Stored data
* Begin *

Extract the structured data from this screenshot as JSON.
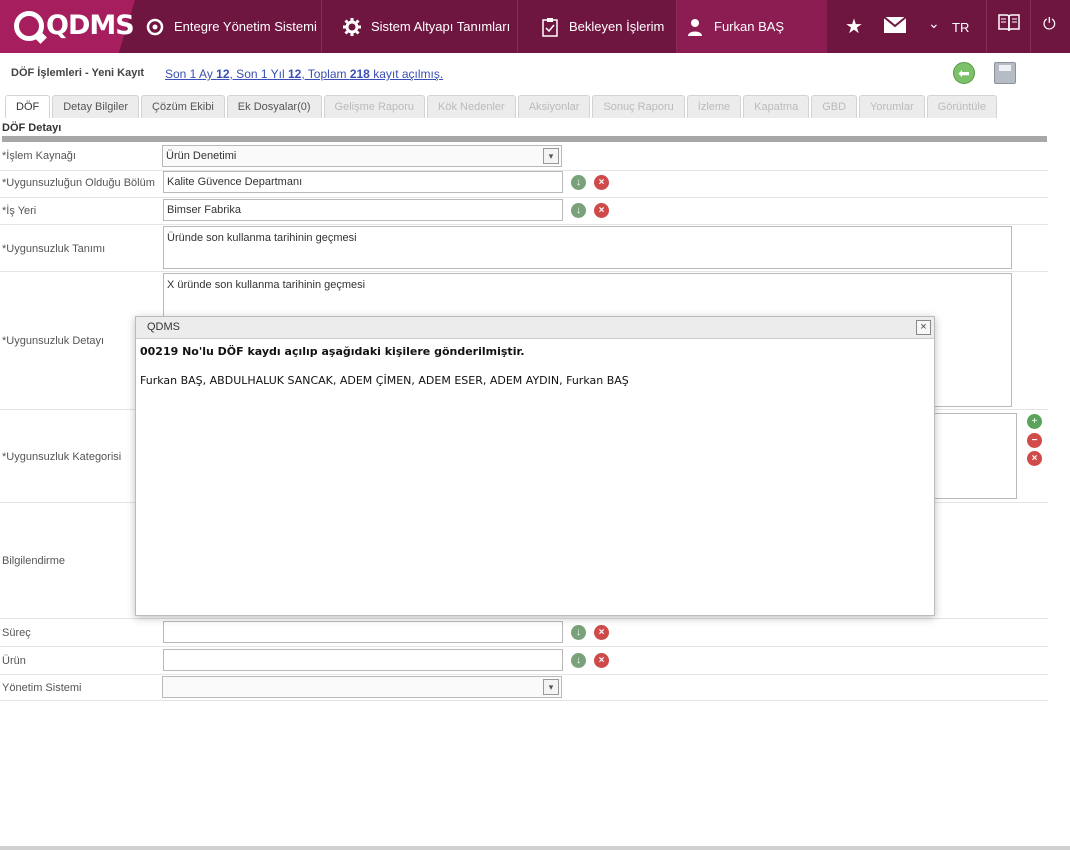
{
  "header": {
    "logo": "QDMS",
    "nav": [
      {
        "label": "Entegre Yönetim Sistemi",
        "icon": "qdms-logo-icon"
      },
      {
        "label": "Sistem Altyapı Tanımları",
        "icon": "gear-icon"
      },
      {
        "label": "Bekleyen İşlerim",
        "icon": "clipboard-icon"
      },
      {
        "label": "Furkan BAŞ",
        "icon": "user-icon"
      }
    ],
    "language": "TR"
  },
  "toolbar": {
    "breadcrumb": "DÖF İşlemleri - Yeni Kayıt",
    "link_prefix1": "Son 1 Ay ",
    "link_count1": "12",
    "link_prefix2": ", Son 1 Yıl ",
    "link_count2": "12",
    "link_prefix3": ", Toplam ",
    "link_count3": "218",
    "link_suffix": " kayıt açılmış."
  },
  "tabs": [
    {
      "label": "DÖF",
      "state": "active"
    },
    {
      "label": "Detay Bilgiler",
      "state": "enabled"
    },
    {
      "label": "Çözüm Ekibi",
      "state": "enabled"
    },
    {
      "label": "Ek Dosyalar(0)",
      "state": "enabled"
    },
    {
      "label": "Gelişme Raporu",
      "state": "disabled"
    },
    {
      "label": "Kök Nedenler",
      "state": "disabled"
    },
    {
      "label": "Aksiyonlar",
      "state": "disabled"
    },
    {
      "label": "Sonuç Raporu",
      "state": "disabled"
    },
    {
      "label": "İzleme",
      "state": "disabled"
    },
    {
      "label": "Kapatma",
      "state": "disabled"
    },
    {
      "label": "GBD",
      "state": "disabled"
    },
    {
      "label": "Yorumlar",
      "state": "disabled"
    },
    {
      "label": "Görüntüle",
      "state": "disabled"
    }
  ],
  "form": {
    "section_title": "DÖF Detayı",
    "islem_kaynagi": {
      "label": "*İşlem Kaynağı",
      "value": "Ürün Denetimi"
    },
    "bolum": {
      "label": "*Uygunsuzluğun Olduğu Bölüm",
      "value": "Kalite Güvence Departmanı"
    },
    "is_yeri": {
      "label": "*İş Yeri",
      "value": "Bimser Fabrika"
    },
    "tanim": {
      "label": "*Uygunsuzluk Tanımı",
      "value": "Üründe son kullanma tarihinin geçmesi"
    },
    "detay": {
      "label": "*Uygunsuzluk Detayı",
      "value": "X üründe son kullanma tarihinin geçmesi"
    },
    "kategori": {
      "label": "*Uygunsuzluk Kategorisi"
    },
    "bilgilendirme": {
      "label": "Bilgilendirme"
    },
    "surec": {
      "label": "Süreç",
      "value": ""
    },
    "urun": {
      "label": "Ürün",
      "value": ""
    },
    "yonetim_sistemi": {
      "label": "Yönetim Sistemi",
      "value": ""
    }
  },
  "dialog": {
    "title": "QDMS",
    "close": "×",
    "message": "00219 No'lu DÖF kaydı açılıp aşağıdaki kişilere gönderilmiştir.",
    "recipients": "Furkan BAŞ, ABDULHALUK SANCAK, ADEM ÇİMEN, ADEM ESER, ADEM AYDIN, Furkan BAŞ"
  },
  "colors": {
    "header_bg": "#6e1540",
    "logo_bg": "#a61e5e",
    "link": "#3a4fb5"
  }
}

* End *

* [STATED GOAL]:
Find all lines holding the string "kullanma" and copy them.

* [FULL ANSWER]:
      "value": "Üründe son kullanma tarihinin geçmesi"
      "value": "X üründe son kullanma tarihinin geçmesi"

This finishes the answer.